* start Dataset content *

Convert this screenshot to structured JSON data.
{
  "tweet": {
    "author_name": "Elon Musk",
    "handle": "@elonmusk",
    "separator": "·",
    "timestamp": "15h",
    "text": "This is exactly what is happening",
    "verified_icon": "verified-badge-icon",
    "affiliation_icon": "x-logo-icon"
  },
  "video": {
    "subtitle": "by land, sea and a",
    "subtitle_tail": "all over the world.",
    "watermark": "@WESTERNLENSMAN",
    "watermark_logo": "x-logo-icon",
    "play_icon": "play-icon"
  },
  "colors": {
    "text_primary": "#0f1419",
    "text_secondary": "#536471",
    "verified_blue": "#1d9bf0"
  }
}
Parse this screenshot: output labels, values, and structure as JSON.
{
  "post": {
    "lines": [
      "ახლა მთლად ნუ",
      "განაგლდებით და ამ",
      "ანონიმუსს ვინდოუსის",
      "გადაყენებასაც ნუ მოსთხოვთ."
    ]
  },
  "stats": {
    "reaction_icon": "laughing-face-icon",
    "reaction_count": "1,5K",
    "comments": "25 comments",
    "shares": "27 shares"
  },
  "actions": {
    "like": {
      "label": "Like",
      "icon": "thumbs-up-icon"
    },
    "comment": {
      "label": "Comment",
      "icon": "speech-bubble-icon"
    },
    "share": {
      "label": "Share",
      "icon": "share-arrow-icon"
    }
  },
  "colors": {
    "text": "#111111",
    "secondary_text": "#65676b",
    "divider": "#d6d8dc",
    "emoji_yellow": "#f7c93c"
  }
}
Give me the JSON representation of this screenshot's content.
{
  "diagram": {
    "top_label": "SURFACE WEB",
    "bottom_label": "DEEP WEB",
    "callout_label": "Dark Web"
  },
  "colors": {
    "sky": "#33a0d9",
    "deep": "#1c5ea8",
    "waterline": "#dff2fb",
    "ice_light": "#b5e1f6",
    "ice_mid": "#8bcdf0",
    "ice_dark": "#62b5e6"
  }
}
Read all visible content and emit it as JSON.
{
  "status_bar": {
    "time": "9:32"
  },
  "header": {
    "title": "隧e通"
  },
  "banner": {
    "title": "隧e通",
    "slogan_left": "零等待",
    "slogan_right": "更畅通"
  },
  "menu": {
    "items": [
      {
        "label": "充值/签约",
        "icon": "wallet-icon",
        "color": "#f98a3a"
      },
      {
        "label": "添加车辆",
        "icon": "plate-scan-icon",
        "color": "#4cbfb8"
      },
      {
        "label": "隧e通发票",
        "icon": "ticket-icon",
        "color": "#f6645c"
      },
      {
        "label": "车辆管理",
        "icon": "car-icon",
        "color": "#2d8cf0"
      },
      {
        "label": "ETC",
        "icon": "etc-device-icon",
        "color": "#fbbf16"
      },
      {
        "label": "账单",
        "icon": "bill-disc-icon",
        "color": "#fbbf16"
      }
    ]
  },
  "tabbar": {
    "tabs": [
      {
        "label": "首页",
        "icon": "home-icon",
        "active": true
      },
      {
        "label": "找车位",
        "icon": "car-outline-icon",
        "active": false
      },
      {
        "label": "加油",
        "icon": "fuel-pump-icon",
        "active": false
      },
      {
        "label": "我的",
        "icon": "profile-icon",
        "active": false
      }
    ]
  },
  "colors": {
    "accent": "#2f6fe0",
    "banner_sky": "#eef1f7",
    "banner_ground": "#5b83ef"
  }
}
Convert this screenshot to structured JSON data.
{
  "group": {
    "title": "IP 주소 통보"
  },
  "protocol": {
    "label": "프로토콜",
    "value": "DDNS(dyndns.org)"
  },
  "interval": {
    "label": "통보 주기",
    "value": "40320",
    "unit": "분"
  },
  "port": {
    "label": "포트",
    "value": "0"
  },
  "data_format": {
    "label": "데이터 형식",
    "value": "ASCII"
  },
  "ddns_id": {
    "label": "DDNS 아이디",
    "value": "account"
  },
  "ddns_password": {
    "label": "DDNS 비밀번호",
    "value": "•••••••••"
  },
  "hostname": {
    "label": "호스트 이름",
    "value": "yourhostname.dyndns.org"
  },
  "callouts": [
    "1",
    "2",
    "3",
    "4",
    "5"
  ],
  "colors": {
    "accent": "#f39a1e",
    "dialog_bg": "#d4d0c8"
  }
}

* end Dataset content *

* What is needed *
Identify each line in the records above containing the word "logo"; copy those lines.

* Result for this exercise *
    "affiliation_icon": "x-logo-icon"
    "watermark_logo": "x-logo-icon",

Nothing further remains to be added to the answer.